* _Exercise prompt_: Copy out all the records exactly.

═════ Records for this task

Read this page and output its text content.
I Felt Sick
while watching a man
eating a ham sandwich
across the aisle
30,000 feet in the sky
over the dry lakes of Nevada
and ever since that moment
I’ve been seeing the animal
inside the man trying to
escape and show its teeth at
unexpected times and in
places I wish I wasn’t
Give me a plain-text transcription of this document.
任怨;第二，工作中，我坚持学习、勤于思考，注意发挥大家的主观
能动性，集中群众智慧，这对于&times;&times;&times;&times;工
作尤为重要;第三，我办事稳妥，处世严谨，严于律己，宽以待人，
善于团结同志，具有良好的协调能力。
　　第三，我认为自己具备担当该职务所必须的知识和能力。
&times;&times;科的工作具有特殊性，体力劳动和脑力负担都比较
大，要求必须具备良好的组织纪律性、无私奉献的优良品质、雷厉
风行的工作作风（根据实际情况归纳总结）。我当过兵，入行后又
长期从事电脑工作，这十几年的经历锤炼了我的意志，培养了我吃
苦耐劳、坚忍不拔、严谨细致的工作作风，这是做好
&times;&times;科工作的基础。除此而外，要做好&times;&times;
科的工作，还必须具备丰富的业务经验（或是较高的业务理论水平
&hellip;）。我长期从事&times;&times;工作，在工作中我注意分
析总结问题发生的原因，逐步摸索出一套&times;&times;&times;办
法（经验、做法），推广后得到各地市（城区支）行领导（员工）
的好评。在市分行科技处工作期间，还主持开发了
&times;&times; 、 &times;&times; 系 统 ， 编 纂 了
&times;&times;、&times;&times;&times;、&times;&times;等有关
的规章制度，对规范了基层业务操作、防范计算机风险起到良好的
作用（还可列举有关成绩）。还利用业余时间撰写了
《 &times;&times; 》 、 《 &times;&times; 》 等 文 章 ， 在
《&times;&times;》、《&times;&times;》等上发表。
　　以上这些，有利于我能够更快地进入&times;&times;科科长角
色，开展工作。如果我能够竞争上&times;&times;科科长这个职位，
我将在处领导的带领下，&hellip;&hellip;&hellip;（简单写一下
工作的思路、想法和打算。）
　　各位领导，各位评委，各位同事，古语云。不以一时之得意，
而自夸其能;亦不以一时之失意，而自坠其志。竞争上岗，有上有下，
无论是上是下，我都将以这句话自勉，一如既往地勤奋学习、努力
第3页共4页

══════════

* _Task output_:
Read this page and output its text content.
I Felt Sick
while watching a man
eating a ham sandwich
across the aisle
30,000 feet in the sky
over the dry lakes of Nevada
and ever since that moment
I’ve been seeing the animal
inside the man trying to
escape and show its teeth at
unexpected times and in
places I wish I wasn’t
Give me a plain-text transcription of this document.
任怨;第二，工作中，我坚持学习、勤于思考，注意发挥大家的主观
能动性，集中群众智慧，这对于&times;&times;&times;&times;工
作尤为重要;第三，我办事稳妥，处世严谨，严于律己，宽以待人，
善于团结同志，具有良好的协调能力。
　　第三，我认为自己具备担当该职务所必须的知识和能力。
&times;&times;科的工作具有特殊性，体力劳动和脑力负担都比较
大，要求必须具备良好的组织纪律性、无私奉献的优良品质、雷厉
风行的工作作风（根据实际情况归纳总结）。我当过兵，入行后又
长期从事电脑工作，这十几年的经历锤炼了我的意志，培养了我吃
苦耐劳、坚忍不拔、严谨细致的工作作风，这是做好
&times;&times;科工作的基础。除此而外，要做好&times;&times;
科的工作，还必须具备丰富的业务经验（或是较高的业务理论水平
&hellip;）。我长期从事&times;&times;工作，在工作中我注意分
析总结问题发生的原因，逐步摸索出一套&times;&times;&times;办
法（经验、做法），推广后得到各地市（城区支）行领导（员工）
的好评。在市分行科技处工作期间，还主持开发了
&times;&times; 、 &times;&times; 系 统 ， 编 纂 了
&times;&times;、&times;&times;&times;、&times;&times;等有关
的规章制度，对规范了基层业务操作、防范计算机风险起到良好的
作用（还可列举有关成绩）。还利用业余时间撰写了
《 &times;&times; 》 、 《 &times;&times; 》 等 文 章 ， 在
《&times;&times;》、《&times;&times;》等上发表。
　　以上这些，有利于我能够更快地进入&times;&times;科科长角
色，开展工作。如果我能够竞争上&times;&times;科科长这个职位，
我将在处领导的带领下，&hellip;&hellip;&hellip;（简单写一下
工作的思路、想法和打算。）
　　各位领导，各位评委，各位同事，古语云。不以一时之得意，
而自夸其能;亦不以一时之失意，而自坠其志。竞争上岗，有上有下，
无论是上是下，我都将以这句话自勉，一如既往地勤奋学习、努力
第3页共4页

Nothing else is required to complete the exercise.